- EXERCISE TASK -
Using the data below, tally the lines that include the string "this". Only the number is wanted.

[A block of data]
########################################
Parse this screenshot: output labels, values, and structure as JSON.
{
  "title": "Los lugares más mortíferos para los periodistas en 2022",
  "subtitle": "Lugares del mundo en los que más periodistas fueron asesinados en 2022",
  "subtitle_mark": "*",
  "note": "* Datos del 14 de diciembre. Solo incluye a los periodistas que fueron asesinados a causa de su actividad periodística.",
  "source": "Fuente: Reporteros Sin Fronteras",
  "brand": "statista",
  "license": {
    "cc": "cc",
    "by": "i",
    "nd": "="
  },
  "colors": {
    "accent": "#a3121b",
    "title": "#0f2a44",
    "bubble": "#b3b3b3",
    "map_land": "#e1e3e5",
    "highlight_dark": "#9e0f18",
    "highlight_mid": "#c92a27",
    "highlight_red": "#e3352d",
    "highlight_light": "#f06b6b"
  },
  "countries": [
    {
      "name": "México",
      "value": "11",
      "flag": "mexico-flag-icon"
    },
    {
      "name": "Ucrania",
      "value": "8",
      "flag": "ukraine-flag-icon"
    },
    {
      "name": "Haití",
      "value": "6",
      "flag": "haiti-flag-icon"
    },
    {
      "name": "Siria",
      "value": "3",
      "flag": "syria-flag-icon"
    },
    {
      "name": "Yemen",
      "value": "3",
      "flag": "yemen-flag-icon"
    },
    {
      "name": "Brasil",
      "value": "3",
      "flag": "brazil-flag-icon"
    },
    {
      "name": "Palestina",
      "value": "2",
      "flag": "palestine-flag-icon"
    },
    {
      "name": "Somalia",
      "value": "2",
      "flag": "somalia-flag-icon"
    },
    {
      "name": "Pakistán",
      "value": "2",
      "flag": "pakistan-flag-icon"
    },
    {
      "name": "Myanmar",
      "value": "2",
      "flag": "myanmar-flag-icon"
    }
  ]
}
########################################
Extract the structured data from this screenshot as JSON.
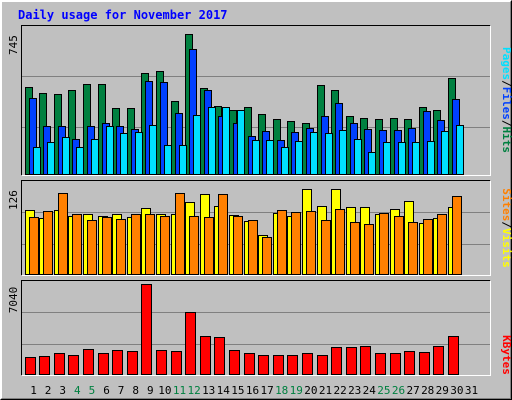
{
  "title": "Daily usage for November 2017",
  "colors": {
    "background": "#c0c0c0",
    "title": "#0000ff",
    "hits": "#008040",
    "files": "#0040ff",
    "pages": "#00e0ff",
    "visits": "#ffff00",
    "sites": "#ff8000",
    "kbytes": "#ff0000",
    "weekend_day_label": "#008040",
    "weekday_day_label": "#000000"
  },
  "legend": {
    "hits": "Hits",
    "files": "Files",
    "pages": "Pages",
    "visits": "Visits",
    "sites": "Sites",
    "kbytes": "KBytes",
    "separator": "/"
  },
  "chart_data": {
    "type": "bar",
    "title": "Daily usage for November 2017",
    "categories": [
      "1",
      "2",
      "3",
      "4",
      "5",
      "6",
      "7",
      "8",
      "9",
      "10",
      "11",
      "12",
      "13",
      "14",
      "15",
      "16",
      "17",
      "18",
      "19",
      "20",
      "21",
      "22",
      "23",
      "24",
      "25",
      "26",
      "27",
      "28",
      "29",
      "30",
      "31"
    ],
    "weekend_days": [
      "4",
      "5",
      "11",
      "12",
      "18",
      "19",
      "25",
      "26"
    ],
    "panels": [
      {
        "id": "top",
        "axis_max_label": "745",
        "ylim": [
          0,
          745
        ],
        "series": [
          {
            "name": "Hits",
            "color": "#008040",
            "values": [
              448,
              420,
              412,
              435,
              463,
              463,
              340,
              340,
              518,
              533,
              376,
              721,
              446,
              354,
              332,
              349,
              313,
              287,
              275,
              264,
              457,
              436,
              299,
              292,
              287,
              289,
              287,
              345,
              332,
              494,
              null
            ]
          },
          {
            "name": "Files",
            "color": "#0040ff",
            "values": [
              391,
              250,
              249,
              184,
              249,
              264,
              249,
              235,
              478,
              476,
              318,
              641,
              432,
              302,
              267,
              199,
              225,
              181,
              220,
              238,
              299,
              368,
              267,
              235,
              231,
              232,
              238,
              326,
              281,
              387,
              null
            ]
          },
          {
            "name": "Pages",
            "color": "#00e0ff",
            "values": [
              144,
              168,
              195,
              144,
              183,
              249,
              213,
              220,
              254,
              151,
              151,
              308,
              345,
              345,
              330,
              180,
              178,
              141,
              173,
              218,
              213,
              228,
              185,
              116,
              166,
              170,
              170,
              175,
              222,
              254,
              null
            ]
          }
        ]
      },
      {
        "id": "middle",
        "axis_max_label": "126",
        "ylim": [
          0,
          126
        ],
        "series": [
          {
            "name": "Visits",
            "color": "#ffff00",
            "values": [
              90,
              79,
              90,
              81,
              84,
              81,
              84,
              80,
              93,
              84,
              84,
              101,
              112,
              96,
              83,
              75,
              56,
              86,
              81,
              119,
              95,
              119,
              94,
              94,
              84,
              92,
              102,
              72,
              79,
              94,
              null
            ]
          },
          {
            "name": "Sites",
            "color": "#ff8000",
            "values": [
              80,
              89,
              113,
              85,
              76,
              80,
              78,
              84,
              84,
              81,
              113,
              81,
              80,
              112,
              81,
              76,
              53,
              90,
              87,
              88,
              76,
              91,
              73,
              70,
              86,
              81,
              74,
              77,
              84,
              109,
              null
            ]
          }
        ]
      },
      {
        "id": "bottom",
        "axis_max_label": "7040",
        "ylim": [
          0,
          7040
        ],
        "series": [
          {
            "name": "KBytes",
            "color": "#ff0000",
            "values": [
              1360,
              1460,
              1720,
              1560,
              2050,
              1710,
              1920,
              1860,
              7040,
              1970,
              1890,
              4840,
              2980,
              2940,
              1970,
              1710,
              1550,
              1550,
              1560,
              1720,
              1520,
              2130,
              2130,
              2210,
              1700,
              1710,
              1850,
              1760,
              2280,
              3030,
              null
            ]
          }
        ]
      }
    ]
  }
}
########################################
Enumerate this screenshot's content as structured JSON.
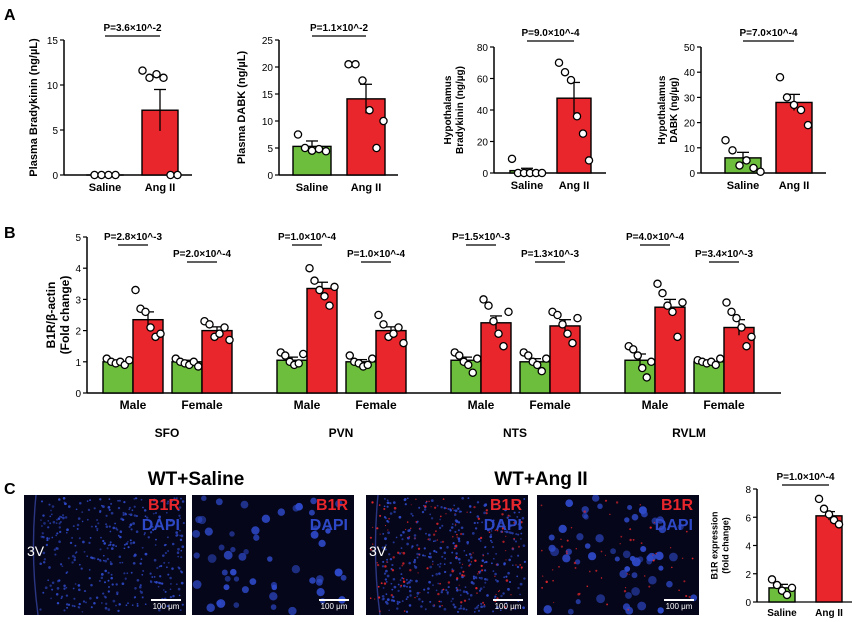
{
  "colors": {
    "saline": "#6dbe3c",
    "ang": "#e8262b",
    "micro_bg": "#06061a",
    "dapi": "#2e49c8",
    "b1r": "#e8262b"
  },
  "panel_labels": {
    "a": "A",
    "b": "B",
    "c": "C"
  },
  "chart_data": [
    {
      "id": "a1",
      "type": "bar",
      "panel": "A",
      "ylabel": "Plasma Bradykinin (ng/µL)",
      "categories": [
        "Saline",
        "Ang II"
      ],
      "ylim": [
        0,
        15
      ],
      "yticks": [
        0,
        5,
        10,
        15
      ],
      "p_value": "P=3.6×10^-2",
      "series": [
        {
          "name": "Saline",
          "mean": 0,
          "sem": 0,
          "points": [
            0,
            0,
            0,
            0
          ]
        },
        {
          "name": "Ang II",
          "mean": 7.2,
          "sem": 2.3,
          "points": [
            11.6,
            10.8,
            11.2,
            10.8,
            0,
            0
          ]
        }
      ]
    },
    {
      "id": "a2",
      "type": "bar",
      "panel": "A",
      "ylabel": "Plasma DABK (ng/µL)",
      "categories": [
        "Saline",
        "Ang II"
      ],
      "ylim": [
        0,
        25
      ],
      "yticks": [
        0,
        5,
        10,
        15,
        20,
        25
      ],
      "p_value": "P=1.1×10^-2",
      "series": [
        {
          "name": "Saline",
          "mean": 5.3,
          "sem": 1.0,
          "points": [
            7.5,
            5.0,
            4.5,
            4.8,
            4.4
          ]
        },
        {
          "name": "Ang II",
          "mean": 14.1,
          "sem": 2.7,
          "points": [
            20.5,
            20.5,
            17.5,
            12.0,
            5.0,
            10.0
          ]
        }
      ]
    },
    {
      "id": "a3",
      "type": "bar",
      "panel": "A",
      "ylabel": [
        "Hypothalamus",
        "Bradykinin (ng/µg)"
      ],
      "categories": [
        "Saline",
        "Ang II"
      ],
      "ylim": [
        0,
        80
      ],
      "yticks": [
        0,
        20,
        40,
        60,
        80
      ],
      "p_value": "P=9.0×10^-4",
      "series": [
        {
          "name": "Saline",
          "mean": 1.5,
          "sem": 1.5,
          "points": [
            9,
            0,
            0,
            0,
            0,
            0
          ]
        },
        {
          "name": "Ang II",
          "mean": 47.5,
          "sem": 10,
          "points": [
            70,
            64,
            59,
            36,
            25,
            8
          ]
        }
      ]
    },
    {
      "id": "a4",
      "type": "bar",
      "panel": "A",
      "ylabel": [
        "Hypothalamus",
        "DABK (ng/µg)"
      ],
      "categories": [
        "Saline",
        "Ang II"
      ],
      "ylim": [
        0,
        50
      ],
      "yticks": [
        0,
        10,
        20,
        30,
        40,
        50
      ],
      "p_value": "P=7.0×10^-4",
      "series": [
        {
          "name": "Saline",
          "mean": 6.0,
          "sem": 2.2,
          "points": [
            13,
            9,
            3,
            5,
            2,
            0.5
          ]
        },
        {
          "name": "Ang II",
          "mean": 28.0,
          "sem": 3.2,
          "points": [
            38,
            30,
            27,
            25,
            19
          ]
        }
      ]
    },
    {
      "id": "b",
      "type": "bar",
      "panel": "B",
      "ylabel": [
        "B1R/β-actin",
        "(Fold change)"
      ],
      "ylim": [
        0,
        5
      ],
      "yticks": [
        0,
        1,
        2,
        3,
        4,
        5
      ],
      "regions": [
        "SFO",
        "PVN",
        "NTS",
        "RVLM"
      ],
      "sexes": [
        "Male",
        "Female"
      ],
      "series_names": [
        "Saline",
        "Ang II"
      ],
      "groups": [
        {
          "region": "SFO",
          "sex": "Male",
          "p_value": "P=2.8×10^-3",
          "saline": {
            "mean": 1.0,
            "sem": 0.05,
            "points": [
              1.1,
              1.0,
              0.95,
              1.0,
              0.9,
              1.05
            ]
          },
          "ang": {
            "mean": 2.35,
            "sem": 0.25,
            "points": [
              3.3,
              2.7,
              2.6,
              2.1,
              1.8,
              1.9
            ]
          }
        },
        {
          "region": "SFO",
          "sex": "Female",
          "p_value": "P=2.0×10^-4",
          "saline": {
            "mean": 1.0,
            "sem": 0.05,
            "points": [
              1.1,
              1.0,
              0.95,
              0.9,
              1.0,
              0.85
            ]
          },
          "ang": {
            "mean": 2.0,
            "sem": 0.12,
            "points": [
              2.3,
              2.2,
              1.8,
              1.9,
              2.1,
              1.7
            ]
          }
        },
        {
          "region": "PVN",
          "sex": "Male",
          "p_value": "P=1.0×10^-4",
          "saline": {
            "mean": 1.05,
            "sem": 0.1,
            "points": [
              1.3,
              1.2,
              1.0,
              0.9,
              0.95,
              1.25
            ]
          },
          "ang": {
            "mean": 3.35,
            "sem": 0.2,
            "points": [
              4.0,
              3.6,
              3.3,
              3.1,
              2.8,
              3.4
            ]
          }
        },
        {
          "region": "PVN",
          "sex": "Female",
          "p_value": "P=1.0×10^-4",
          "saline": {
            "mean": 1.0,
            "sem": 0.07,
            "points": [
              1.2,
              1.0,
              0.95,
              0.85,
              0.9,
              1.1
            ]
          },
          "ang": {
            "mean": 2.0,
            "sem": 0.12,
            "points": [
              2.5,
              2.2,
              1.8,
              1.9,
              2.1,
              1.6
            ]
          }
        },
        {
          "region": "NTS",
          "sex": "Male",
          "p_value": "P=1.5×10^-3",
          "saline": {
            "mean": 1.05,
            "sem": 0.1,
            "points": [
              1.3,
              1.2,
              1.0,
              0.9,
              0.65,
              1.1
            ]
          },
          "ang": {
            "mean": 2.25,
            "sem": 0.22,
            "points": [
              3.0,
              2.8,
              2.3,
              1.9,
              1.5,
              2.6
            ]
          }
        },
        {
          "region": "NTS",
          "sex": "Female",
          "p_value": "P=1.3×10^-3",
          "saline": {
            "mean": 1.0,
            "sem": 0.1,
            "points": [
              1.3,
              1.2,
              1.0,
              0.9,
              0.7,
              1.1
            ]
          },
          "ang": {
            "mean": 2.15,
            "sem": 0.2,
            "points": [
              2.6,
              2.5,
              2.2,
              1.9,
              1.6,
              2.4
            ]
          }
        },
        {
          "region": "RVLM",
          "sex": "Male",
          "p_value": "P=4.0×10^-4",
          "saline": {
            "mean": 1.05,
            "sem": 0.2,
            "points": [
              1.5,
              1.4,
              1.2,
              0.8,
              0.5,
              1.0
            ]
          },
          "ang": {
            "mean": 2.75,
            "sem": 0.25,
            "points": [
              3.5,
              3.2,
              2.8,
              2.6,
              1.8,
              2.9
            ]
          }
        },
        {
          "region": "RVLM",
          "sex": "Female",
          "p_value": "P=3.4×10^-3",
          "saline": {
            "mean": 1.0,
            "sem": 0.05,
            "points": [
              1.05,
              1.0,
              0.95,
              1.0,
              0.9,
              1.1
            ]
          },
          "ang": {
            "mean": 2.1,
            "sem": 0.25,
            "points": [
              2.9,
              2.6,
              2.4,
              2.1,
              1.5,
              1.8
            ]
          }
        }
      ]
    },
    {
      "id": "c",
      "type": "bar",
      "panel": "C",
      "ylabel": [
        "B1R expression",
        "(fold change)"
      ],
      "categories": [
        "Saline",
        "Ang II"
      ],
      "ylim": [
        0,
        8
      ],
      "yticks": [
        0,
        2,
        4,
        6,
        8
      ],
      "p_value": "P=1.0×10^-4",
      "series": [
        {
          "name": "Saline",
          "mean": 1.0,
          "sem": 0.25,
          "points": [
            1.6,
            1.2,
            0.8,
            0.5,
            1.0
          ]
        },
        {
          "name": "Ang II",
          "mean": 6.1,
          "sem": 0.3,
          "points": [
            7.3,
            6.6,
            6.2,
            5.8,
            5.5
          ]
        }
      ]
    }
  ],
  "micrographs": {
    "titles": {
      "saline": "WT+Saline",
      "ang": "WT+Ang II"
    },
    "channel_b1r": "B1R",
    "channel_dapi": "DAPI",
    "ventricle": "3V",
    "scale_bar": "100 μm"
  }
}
########################################
- EXERCISE OUTPUT -
3